# Work required
Repeat the material exactly, every line of it.

# Exercise data
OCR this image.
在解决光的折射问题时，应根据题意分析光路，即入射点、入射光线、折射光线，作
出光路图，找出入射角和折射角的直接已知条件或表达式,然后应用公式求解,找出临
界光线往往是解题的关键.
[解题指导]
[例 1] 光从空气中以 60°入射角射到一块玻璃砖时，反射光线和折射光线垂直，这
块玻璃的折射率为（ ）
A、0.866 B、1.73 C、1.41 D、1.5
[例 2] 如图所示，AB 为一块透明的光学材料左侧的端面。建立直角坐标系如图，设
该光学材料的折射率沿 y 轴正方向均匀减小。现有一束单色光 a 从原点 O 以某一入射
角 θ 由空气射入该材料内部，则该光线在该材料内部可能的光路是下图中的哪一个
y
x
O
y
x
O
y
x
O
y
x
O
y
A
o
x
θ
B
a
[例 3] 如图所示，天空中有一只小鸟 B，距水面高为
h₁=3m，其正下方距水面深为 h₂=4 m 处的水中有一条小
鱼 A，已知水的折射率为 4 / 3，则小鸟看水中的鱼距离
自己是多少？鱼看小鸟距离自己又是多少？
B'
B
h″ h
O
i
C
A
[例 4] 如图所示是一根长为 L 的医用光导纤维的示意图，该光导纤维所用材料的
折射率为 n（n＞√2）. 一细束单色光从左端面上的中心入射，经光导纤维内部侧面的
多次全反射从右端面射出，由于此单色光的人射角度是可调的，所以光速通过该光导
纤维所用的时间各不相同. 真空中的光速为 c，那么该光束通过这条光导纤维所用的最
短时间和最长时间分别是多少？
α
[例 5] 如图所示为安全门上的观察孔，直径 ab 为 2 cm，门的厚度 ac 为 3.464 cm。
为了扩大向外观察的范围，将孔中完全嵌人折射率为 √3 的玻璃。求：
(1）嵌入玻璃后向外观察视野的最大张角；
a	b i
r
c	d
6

# Right answer
OCR this image.
在解决光的折射问题时，应根据题意分析光路，即入射点、入射光线、折射光线，作
出光路图，找出入射角和折射角的直接已知条件或表达式,然后应用公式求解,找出临
界光线往往是解题的关键.
[解题指导]
[例 1] 光从空气中以 60°入射角射到一块玻璃砖时，反射光线和折射光线垂直，这
块玻璃的折射率为（ ）
A、0.866 B、1.73 C、1.41 D、1.5
[例 2] 如图所示，AB 为一块透明的光学材料左侧的端面。建立直角坐标系如图，设
该光学材料的折射率沿 y 轴正方向均匀减小。现有一束单色光 a 从原点 O 以某一入射
角 θ 由空气射入该材料内部，则该光线在该材料内部可能的光路是下图中的哪一个
y
x
O
y
x
O
y
x
O
y
x
O
y
A
o
x
θ
B
a
[例 3] 如图所示，天空中有一只小鸟 B，距水面高为
h₁=3m，其正下方距水面深为 h₂=4 m 处的水中有一条小
鱼 A，已知水的折射率为 4 / 3，则小鸟看水中的鱼距离
自己是多少？鱼看小鸟距离自己又是多少？
B'
B
h″ h
O
i
C
A
[例 4] 如图所示是一根长为 L 的医用光导纤维的示意图，该光导纤维所用材料的
折射率为 n（n＞√2）. 一细束单色光从左端面上的中心入射，经光导纤维内部侧面的
多次全反射从右端面射出，由于此单色光的人射角度是可调的，所以光速通过该光导
纤维所用的时间各不相同. 真空中的光速为 c，那么该光束通过这条光导纤维所用的最
短时间和最长时间分别是多少？
α
[例 5] 如图所示为安全门上的观察孔，直径 ab 为 2 cm，门的厚度 ac 为 3.464 cm。
为了扩大向外观察的范围，将孔中完全嵌人折射率为 √3 的玻璃。求：
(1）嵌入玻璃后向外观察视野的最大张角；
a	b i
r
c	d
6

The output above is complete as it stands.